An unchanged copy of every record below, without pictures, is the goal.

■ Record extracts:
-- Opening Marker --
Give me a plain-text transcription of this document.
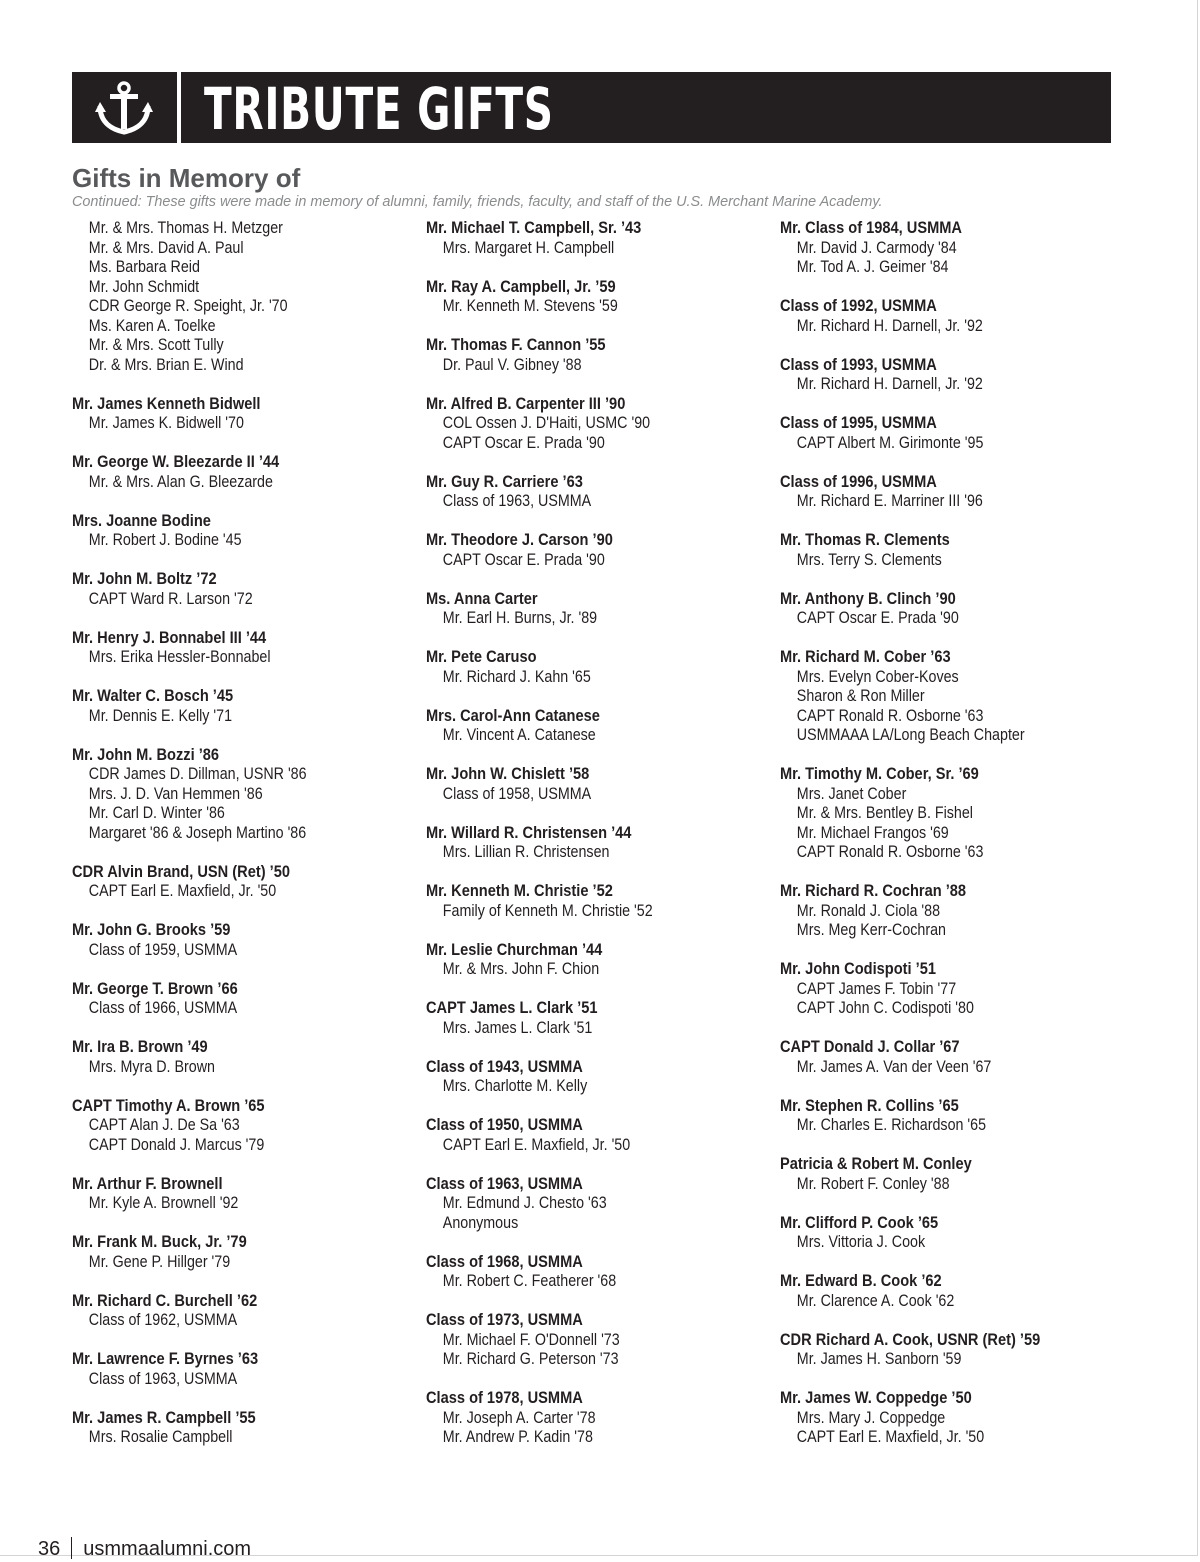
TRIBUTE GIFTS
Gifts in Memory of

Continued: These gifts were made in memory of alumni, family, friends, faculty, and staff of the U.S. Merchant Marine Academy.

Mr. & Mrs. Thomas H. Metzger
Mr. & Mrs. David A. Paul
Ms. Barbara Reid
Mr. John Schmidt
CDR George R. Speight, Jr. '70
Ms. Karen A. Toelke
Mr. & Mrs. Scott Tully
Dr. & Mrs. Brian E. Wind
Mr. James Kenneth Bidwell
Mr. James K. Bidwell '70
Mr. George W. Bleezarde II ’44
Mr. & Mrs. Alan G. Bleezarde
Mrs. Joanne Bodine
Mr. Robert J. Bodine '45
Mr. John M. Boltz ’72
CAPT Ward R. Larson '72
Mr. Henry J. Bonnabel III ’44
Mrs. Erika Hessler-Bonnabel
Mr. Walter C. Bosch ’45
Mr. Dennis E. Kelly '71
Mr. John M. Bozzi ’86
CDR James D. Dillman, USNR '86
Mrs. J. D. Van Hemmen '86
Mr. Carl D. Winter '86
Margaret '86 & Joseph Martino '86
CDR Alvin Brand, USN (Ret) ’50
CAPT Earl E. Maxfield, Jr. '50
Mr. John G. Brooks ’59
Class of 1959, USMMA
Mr. George T. Brown ’66
Class of 1966, USMMA
Mr. Ira B. Brown ’49
Mrs. Myra D. Brown
CAPT Timothy A. Brown ’65
CAPT Alan J. De Sa '63
CAPT Donald J. Marcus '79
Mr. Arthur F. Brownell
Mr. Kyle A. Brownell '92
Mr. Frank M. Buck, Jr. ’79
Mr. Gene P. Hillger '79
Mr. Richard C. Burchell ’62
Class of 1962, USMMA
Mr. Lawrence F. Byrnes ’63
Class of 1963, USMMA
Mr. James R. Campbell ’55
Mrs. Rosalie Campbell
Mr. Michael T. Campbell, Sr. ’43
Mrs. Margaret H. Campbell
Mr. Ray A. Campbell, Jr. ’59
Mr. Kenneth M. Stevens '59
Mr. Thomas F. Cannon ’55
Dr. Paul V. Gibney '88
Mr. Alfred B. Carpenter III ’90
COL Ossen J. D'Haiti, USMC '90
CAPT Oscar E. Prada '90
Mr. Guy R. Carriere ’63
Class of 1963, USMMA
Mr. Theodore J. Carson ’90
CAPT Oscar E. Prada '90
Ms. Anna Carter
Mr. Earl H. Burns, Jr. '89
Mr. Pete Caruso
Mr. Richard J. Kahn '65
Mrs. Carol-Ann Catanese
Mr. Vincent A. Catanese
Mr. John W. Chislett ’58
Class of 1958, USMMA
Mr. Willard R. Christensen ’44
Mrs. Lillian R. Christensen
Mr. Kenneth M. Christie ’52
Family of Kenneth M. Christie '52
Mr. Leslie Churchman ’44
Mr. & Mrs. John F. Chion
CAPT James L. Clark ’51
Mrs. James L. Clark '51
Class of 1943, USMMA
Mrs. Charlotte M. Kelly
Class of 1950, USMMA
CAPT Earl E. Maxfield, Jr. '50
Class of 1963, USMMA
Mr. Edmund J. Chesto '63
Anonymous
Class of 1968, USMMA
Mr. Robert C. Featherer '68
Class of 1973, USMMA
Mr. Michael F. O'Donnell '73
Mr. Richard G. Peterson '73
Class of 1978, USMMA
Mr. Joseph A. Carter '78
Mr. Andrew P. Kadin '78
Mr. Class of 1984, USMMA
Mr. David J. Carmody '84
Mr. Tod A. J. Geimer '84
Class of 1992, USMMA
Mr. Richard H. Darnell, Jr. '92
Class of 1993, USMMA
Mr. Richard H. Darnell, Jr. '92
Class of 1995, USMMA
CAPT Albert M. Girimonte '95
Class of 1996, USMMA
Mr. Richard E. Marriner III '96
Mr. Thomas R. Clements
Mrs. Terry S. Clements
Mr. Anthony B. Clinch ’90
CAPT Oscar E. Prada '90
Mr. Richard M. Cober ’63
Mrs. Evelyn Cober-Koves
Sharon & Ron Miller
CAPT Ronald R. Osborne '63
USMMAAA LA/Long Beach Chapter
Mr. Timothy M. Cober, Sr. ’69
Mrs. Janet Cober
Mr. & Mrs. Bentley B. Fishel
Mr. Michael Frangos '69
CAPT Ronald R. Osborne '63
Mr. Richard R. Cochran ’88
Mr. Ronald J. Ciola '88
Mrs. Meg Kerr-Cochran
Mr. John Codispoti ’51
CAPT James F. Tobin '77
CAPT John C. Codispoti '80
CAPT Donald J. Collar ’67
Mr. James A. Van der Veen '67
Mr. Stephen R. Collins ’65
Mr. Charles E. Richardson '65
Patricia & Robert M. Conley
Mr. Robert F. Conley '88
Mr. Clifford P. Cook ’65
Mrs. Vittoria J. Cook
Mr. Edward B. Cook ’62
Mr. Clarence A. Cook '62
CDR Richard A. Cook, USNR (Ret) ’59
Mr. James H. Sanborn '59
Mr. James W. Coppedge ’50
Mrs. Mary J. Coppedge
CAPT Earl E. Maxfield, Jr. '50
36 usmmaalumni.com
-- Closing Marker --
■ Task result:
Give me a plain-text transcription of this document.
TRIBUTE GIFTS
Gifts in Memory of

Continued: These gifts were made in memory of alumni, family, friends, faculty, and staff of the U.S. Merchant Marine Academy.

Mr. & Mrs. Thomas H. Metzger
Mr. & Mrs. David A. Paul
Ms. Barbara Reid
Mr. John Schmidt
CDR George R. Speight, Jr. '70
Ms. Karen A. Toelke
Mr. & Mrs. Scott Tully
Dr. & Mrs. Brian E. Wind
Mr. James Kenneth Bidwell
Mr. James K. Bidwell '70
Mr. George W. Bleezarde II ’44
Mr. & Mrs. Alan G. Bleezarde
Mrs. Joanne Bodine
Mr. Robert J. Bodine '45
Mr. John M. Boltz ’72
CAPT Ward R. Larson '72
Mr. Henry J. Bonnabel III ’44
Mrs. Erika Hessler-Bonnabel
Mr. Walter C. Bosch ’45
Mr. Dennis E. Kelly '71
Mr. John M. Bozzi ’86
CDR James D. Dillman, USNR '86
Mrs. J. D. Van Hemmen '86
Mr. Carl D. Winter '86
Margaret '86 & Joseph Martino '86
CDR Alvin Brand, USN (Ret) ’50
CAPT Earl E. Maxfield, Jr. '50
Mr. John G. Brooks ’59
Class of 1959, USMMA
Mr. George T. Brown ’66
Class of 1966, USMMA
Mr. Ira B. Brown ’49
Mrs. Myra D. Brown
CAPT Timothy A. Brown ’65
CAPT Alan J. De Sa '63
CAPT Donald J. Marcus '79
Mr. Arthur F. Brownell
Mr. Kyle A. Brownell '92
Mr. Frank M. Buck, Jr. ’79
Mr. Gene P. Hillger '79
Mr. Richard C. Burchell ’62
Class of 1962, USMMA
Mr. Lawrence F. Byrnes ’63
Class of 1963, USMMA
Mr. James R. Campbell ’55
Mrs. Rosalie Campbell
Mr. Michael T. Campbell, Sr. ’43
Mrs. Margaret H. Campbell
Mr. Ray A. Campbell, Jr. ’59
Mr. Kenneth M. Stevens '59
Mr. Thomas F. Cannon ’55
Dr. Paul V. Gibney '88
Mr. Alfred B. Carpenter III ’90
COL Ossen J. D'Haiti, USMC '90
CAPT Oscar E. Prada '90
Mr. Guy R. Carriere ’63
Class of 1963, USMMA
Mr. Theodore J. Carson ’90
CAPT Oscar E. Prada '90
Ms. Anna Carter
Mr. Earl H. Burns, Jr. '89
Mr. Pete Caruso
Mr. Richard J. Kahn '65
Mrs. Carol-Ann Catanese
Mr. Vincent A. Catanese
Mr. John W. Chislett ’58
Class of 1958, USMMA
Mr. Willard R. Christensen ’44
Mrs. Lillian R. Christensen
Mr. Kenneth M. Christie ’52
Family of Kenneth M. Christie '52
Mr. Leslie Churchman ’44
Mr. & Mrs. John F. Chion
CAPT James L. Clark ’51
Mrs. James L. Clark '51
Class of 1943, USMMA
Mrs. Charlotte M. Kelly
Class of 1950, USMMA
CAPT Earl E. Maxfield, Jr. '50
Class of 1963, USMMA
Mr. Edmund J. Chesto '63
Anonymous
Class of 1968, USMMA
Mr. Robert C. Featherer '68
Class of 1973, USMMA
Mr. Michael F. O'Donnell '73
Mr. Richard G. Peterson '73
Class of 1978, USMMA
Mr. Joseph A. Carter '78
Mr. Andrew P. Kadin '78
Mr. Class of 1984, USMMA
Mr. David J. Carmody '84
Mr. Tod A. J. Geimer '84
Class of 1992, USMMA
Mr. Richard H. Darnell, Jr. '92
Class of 1993, USMMA
Mr. Richard H. Darnell, Jr. '92
Class of 1995, USMMA
CAPT Albert M. Girimonte '95
Class of 1996, USMMA
Mr. Richard E. Marriner III '96
Mr. Thomas R. Clements
Mrs. Terry S. Clements
Mr. Anthony B. Clinch ’90
CAPT Oscar E. Prada '90
Mr. Richard M. Cober ’63
Mrs. Evelyn Cober-Koves
Sharon & Ron Miller
CAPT Ronald R. Osborne '63
USMMAAA LA/Long Beach Chapter
Mr. Timothy M. Cober, Sr. ’69
Mrs. Janet Cober
Mr. & Mrs. Bentley B. Fishel
Mr. Michael Frangos '69
CAPT Ronald R. Osborne '63
Mr. Richard R. Cochran ’88
Mr. Ronald J. Ciola '88
Mrs. Meg Kerr-Cochran
Mr. John Codispoti ’51
CAPT James F. Tobin '77
CAPT John C. Codispoti '80
CAPT Donald J. Collar ’67
Mr. James A. Van der Veen '67
Mr. Stephen R. Collins ’65
Mr. Charles E. Richardson '65
Patricia & Robert M. Conley
Mr. Robert F. Conley '88
Mr. Clifford P. Cook ’65
Mrs. Vittoria J. Cook
Mr. Edward B. Cook ’62
Mr. Clarence A. Cook '62
CDR Richard A. Cook, USNR (Ret) ’59
Mr. James H. Sanborn '59
Mr. James W. Coppedge ’50
Mrs. Mary J. Coppedge
CAPT Earl E. Maxfield, Jr. '50
36 usmmaalumni.com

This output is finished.